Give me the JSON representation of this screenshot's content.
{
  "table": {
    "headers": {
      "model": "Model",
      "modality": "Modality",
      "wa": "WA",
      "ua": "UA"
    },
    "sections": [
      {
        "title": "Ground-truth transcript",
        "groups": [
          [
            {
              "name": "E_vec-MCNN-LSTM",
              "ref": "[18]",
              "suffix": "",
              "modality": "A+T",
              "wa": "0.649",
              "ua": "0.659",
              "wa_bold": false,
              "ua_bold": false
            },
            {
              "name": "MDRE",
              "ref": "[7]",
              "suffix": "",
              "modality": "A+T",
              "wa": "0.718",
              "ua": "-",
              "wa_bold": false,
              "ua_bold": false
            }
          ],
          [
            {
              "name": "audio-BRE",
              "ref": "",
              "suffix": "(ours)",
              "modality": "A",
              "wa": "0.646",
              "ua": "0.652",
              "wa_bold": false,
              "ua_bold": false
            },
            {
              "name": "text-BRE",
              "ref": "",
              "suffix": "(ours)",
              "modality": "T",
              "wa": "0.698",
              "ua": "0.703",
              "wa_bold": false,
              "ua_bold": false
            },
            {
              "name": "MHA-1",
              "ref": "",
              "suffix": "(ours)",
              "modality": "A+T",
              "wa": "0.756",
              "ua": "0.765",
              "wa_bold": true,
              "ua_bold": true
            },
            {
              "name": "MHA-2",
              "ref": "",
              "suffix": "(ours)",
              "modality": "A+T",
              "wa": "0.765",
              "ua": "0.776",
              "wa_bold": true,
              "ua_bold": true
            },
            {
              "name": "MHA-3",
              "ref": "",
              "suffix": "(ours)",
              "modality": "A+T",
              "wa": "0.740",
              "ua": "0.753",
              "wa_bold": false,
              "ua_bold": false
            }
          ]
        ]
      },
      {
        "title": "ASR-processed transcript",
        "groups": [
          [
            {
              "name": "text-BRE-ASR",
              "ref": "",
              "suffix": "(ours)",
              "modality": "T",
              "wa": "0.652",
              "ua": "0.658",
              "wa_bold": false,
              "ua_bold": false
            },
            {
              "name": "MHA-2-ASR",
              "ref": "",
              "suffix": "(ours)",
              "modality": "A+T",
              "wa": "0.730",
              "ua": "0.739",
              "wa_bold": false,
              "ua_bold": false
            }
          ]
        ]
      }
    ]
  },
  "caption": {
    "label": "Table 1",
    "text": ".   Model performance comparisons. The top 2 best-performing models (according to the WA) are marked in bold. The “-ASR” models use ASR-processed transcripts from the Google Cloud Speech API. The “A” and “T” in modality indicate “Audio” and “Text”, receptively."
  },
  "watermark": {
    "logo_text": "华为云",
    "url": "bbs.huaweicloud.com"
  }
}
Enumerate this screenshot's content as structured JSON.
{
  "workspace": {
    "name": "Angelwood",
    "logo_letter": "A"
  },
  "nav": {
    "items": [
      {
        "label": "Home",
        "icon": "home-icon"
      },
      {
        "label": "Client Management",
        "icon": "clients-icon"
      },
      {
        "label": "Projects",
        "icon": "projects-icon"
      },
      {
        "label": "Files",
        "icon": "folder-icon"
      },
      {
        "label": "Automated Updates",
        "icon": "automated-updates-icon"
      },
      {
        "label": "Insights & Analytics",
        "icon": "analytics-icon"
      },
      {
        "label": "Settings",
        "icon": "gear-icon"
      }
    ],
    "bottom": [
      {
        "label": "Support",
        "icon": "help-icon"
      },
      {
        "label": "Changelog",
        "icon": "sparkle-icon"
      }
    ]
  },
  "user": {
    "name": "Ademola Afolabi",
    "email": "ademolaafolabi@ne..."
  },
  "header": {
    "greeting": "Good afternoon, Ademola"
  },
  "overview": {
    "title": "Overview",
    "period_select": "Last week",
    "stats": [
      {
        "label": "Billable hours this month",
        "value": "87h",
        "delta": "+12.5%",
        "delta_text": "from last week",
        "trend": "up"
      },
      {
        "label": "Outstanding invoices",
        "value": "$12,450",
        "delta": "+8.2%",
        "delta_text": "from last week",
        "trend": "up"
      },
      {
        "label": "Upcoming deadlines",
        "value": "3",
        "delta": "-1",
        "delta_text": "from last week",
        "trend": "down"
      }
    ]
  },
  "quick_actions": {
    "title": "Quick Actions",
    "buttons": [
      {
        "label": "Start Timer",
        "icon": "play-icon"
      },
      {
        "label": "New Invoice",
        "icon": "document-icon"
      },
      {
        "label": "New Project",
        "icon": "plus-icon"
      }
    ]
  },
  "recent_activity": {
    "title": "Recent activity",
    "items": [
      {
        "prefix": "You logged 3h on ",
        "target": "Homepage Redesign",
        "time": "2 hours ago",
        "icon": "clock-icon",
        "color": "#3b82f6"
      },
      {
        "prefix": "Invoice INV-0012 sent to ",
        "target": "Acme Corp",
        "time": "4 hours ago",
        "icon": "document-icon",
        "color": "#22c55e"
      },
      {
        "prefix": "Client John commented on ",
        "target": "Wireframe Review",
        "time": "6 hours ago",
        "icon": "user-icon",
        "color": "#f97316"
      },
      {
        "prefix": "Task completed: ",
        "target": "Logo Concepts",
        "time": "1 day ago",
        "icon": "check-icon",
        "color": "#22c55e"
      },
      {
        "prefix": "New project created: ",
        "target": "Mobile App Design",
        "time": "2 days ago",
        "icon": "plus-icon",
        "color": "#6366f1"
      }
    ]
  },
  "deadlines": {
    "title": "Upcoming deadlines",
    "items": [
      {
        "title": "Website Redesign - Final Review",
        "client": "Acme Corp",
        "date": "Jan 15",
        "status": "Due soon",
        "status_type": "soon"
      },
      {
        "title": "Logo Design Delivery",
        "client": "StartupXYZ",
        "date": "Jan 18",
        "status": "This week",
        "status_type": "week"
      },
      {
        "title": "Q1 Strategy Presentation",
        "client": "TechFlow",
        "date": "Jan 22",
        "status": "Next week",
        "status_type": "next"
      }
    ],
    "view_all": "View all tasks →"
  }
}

************

■ **AIM**: Give every line of the material that includes the string "Redesign".

■ **REPLY**:
        "target": "Homepage Redesign",
        "title": "Website Redesign - Final Review",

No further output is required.